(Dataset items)
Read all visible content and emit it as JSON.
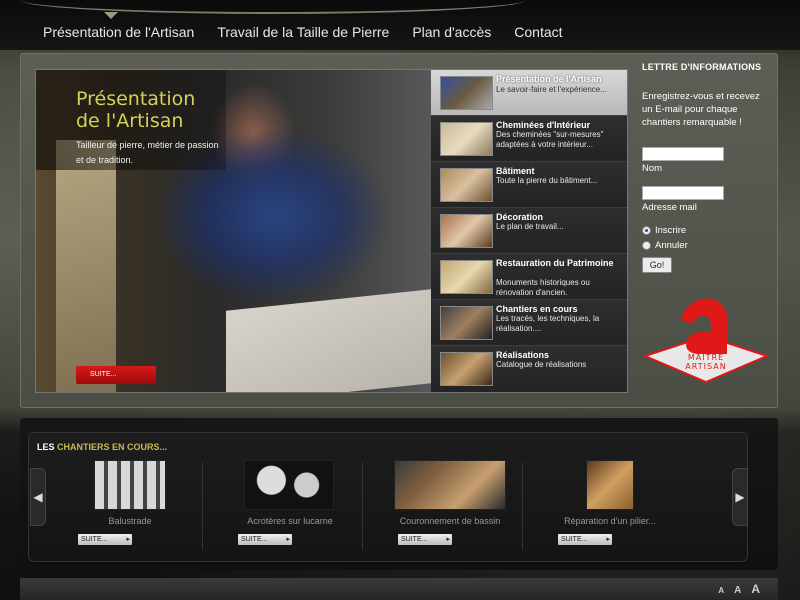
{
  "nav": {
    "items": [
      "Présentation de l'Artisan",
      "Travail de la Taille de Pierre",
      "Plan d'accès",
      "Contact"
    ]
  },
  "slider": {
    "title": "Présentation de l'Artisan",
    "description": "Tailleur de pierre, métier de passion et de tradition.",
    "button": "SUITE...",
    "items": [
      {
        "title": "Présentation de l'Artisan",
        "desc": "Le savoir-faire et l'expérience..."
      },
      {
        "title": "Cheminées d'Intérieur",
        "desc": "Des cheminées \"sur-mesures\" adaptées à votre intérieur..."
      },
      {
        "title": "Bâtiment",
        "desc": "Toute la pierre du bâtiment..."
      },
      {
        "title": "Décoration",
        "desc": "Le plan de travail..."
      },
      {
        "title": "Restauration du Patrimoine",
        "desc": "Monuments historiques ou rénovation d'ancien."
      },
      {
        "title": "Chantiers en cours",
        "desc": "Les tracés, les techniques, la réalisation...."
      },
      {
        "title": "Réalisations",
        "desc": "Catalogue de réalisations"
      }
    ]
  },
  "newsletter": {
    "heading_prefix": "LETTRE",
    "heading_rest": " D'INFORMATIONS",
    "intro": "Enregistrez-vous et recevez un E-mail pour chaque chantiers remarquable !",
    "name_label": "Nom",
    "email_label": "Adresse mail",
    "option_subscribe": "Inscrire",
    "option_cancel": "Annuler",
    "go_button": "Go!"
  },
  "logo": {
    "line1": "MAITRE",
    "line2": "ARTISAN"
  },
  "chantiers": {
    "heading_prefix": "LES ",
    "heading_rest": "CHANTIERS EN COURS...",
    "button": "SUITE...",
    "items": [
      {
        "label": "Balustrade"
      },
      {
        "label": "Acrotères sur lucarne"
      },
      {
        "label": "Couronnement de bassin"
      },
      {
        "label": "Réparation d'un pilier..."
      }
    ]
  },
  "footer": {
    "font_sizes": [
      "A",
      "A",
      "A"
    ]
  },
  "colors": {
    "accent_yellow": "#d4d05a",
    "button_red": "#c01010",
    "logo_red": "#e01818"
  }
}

[Set problem]
Pictures are excluded; copy every other part of the records exactly.

[Full solution]
Read all visible content and emit it as JSON.
{
  "nav": {
    "items": [
      "Présentation de l'Artisan",
      "Travail de la Taille de Pierre",
      "Plan d'accès",
      "Contact"
    ]
  },
  "slider": {
    "title": "Présentation de l'Artisan",
    "description": "Tailleur de pierre, métier de passion et de tradition.",
    "button": "SUITE...",
    "items": [
      {
        "title": "Présentation de l'Artisan",
        "desc": "Le savoir-faire et l'expérience..."
      },
      {
        "title": "Cheminées d'Intérieur",
        "desc": "Des cheminées \"sur-mesures\" adaptées à votre intérieur..."
      },
      {
        "title": "Bâtiment",
        "desc": "Toute la pierre du bâtiment..."
      },
      {
        "title": "Décoration",
        "desc": "Le plan de travail..."
      },
      {
        "title": "Restauration du Patrimoine",
        "desc": "Monuments historiques ou rénovation d'ancien."
      },
      {
        "title": "Chantiers en cours",
        "desc": "Les tracés, les techniques, la réalisation...."
      },
      {
        "title": "Réalisations",
        "desc": "Catalogue de réalisations"
      }
    ]
  },
  "newsletter": {
    "heading_prefix": "LETTRE",
    "heading_rest": " D'INFORMATIONS",
    "intro": "Enregistrez-vous et recevez un E-mail pour chaque chantiers remarquable !",
    "name_label": "Nom",
    "email_label": "Adresse mail",
    "option_subscribe": "Inscrire",
    "option_cancel": "Annuler",
    "go_button": "Go!"
  },
  "logo": {
    "line1": "MAITRE",
    "line2": "ARTISAN"
  },
  "chantiers": {
    "heading_prefix": "LES ",
    "heading_rest": "CHANTIERS EN COURS...",
    "button": "SUITE...",
    "items": [
      {
        "label": "Balustrade"
      },
      {
        "label": "Acrotères sur lucarne"
      },
      {
        "label": "Couronnement de bassin"
      },
      {
        "label": "Réparation d'un pilier..."
      }
    ]
  },
  "footer": {
    "font_sizes": [
      "A",
      "A",
      "A"
    ]
  },
  "colors": {
    "accent_yellow": "#d4d05a",
    "button_red": "#c01010",
    "logo_red": "#e01818"
  }
}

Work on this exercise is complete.